- TEXTO DO EXERCÍCIO:
Do ATUAL
MANAUS – O Amazonas teve 20 candidatos que utilizaram títulos religiosos no nome de urna. Nenhum deles foi eleito. As denominações escolhidas pelos candidatos nas eleições deste ano constam no Divulgacandcontas, do TSE (Tribunal Superior Eleitoral).
A maioria é mulher. O título mais empregado é o de pastor e pastora. Já o partido com mais candidatos com identificação do tipo é o Agir.
Dos 443 candidatos para deputados estaduais, foram 13 nomes com títulos religiosos: Irmã Nilda (PSB), Irmão Ari (PSC), Missionária Eliana Neves (Patriota), Pastor Claudio (PTB), Pastor Dilson Lima (PMB), Pastor Sabá Penedo (Agir), Pastor Sergio Almeida (PTB), Pastora Alissandra (União Brasil), Pastora Ofélia Ruiz (Patriota), Pastora Rute (DC), Pastora Sônia (PTB), Pastora Waldirene (Agir) e Pr. Alecy (PDT).

Dados de análise de layout de documentos
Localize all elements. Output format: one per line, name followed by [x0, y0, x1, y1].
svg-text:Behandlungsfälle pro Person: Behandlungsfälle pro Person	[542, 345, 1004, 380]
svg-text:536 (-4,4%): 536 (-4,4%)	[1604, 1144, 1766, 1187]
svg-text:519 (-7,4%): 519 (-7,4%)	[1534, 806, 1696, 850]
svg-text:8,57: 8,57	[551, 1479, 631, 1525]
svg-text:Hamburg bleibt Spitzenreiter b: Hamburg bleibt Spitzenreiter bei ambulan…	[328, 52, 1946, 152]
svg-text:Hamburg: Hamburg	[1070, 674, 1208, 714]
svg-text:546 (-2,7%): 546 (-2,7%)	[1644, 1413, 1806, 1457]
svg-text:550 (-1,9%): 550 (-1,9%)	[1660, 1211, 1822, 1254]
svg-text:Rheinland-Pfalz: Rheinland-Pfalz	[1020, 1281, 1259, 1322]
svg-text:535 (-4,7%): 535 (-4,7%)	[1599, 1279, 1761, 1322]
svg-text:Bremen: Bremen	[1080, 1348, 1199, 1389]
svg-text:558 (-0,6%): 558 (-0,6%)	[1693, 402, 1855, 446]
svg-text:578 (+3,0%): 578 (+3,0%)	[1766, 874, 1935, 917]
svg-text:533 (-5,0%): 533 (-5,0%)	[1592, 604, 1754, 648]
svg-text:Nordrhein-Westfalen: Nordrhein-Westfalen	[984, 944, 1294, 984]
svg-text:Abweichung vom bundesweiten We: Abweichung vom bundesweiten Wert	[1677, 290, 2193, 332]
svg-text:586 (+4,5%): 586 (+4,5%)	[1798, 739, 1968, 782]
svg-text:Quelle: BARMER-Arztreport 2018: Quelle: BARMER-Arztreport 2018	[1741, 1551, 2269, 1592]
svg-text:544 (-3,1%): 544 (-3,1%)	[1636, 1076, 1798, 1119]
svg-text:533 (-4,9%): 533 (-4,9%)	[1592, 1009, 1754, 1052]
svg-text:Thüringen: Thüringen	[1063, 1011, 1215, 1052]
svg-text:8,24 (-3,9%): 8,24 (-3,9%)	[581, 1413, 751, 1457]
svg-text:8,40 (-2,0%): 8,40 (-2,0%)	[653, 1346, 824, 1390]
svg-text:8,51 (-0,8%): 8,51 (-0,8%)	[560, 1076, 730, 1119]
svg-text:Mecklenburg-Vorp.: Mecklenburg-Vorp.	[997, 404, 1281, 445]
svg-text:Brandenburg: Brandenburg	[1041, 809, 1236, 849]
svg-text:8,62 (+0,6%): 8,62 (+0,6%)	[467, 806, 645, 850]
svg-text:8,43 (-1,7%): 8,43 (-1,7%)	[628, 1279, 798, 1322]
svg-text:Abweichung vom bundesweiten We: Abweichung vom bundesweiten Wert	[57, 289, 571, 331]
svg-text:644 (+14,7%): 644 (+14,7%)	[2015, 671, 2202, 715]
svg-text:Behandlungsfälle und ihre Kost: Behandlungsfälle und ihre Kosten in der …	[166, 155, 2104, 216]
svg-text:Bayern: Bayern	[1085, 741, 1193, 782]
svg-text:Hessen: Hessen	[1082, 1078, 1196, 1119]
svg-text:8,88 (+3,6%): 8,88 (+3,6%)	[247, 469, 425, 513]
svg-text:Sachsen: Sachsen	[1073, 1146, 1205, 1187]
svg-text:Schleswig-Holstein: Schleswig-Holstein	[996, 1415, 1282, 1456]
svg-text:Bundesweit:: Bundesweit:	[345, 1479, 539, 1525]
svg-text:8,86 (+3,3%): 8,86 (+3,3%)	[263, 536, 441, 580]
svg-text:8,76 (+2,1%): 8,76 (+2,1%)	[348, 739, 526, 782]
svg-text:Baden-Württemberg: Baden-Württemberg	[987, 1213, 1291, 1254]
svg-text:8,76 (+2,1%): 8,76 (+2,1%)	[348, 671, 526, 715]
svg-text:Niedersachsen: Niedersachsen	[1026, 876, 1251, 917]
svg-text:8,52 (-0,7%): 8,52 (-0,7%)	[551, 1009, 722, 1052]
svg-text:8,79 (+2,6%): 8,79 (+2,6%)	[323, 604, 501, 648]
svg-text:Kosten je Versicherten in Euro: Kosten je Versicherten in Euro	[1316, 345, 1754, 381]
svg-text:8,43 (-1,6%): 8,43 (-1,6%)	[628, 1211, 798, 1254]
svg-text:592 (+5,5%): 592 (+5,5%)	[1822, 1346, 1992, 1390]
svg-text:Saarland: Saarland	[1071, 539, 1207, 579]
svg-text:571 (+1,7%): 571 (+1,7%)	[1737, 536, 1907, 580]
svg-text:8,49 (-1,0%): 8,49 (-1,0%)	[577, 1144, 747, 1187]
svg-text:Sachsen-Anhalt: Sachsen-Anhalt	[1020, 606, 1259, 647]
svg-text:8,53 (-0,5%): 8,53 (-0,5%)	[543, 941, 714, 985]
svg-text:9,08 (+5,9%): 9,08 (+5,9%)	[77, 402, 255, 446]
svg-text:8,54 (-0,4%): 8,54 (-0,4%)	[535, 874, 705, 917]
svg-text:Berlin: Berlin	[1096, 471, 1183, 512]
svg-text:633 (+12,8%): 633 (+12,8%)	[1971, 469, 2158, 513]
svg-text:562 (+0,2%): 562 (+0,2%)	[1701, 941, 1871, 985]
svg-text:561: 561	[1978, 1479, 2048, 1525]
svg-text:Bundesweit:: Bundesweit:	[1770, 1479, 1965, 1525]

- LISTA DE TAREFAS:
A. De acordo com o texto sobre candidatos com títulos religiosos no Amazonas, qual partido tem mais candidatos com esse tipo de identificação?
B. Dê continuidade ao texto sobre candidatos com títulos religiosos no Amazonas a partir da última frase apresentada.

- RESPOSTAS POR TAREFA:
A. O partido com mais candidatos com esse tipo de identificação é o Agir.

B.
Dos 173 nomes na disputa para deputado federal, sete empregaram títulos religiosos: Apóstolo Darlam Melo (PROS), Apóstolo Darlam Santos (PROS), Irmão Ribeiro (Agir), Missionária Cirley Botêlho (PSC), Pastora Jô (PL) e Pra Raimunda da Quadrangular (Republicanos).
Entre os sete candidatos a senador, Peter Junior Miranda se identificou na urna como Pastor Peter Miranda (Agir).
Os títulos religiosos foram usados para aproveitar a onda religiosa na política, com igrejas abrindo espaço para candidatos e transformando púlpitos em palanques e pregações em discursos eleitorais. O apelo não seduziu os fiéis. O resultado obtidos por candidatos com denominações religiosas foi pífio.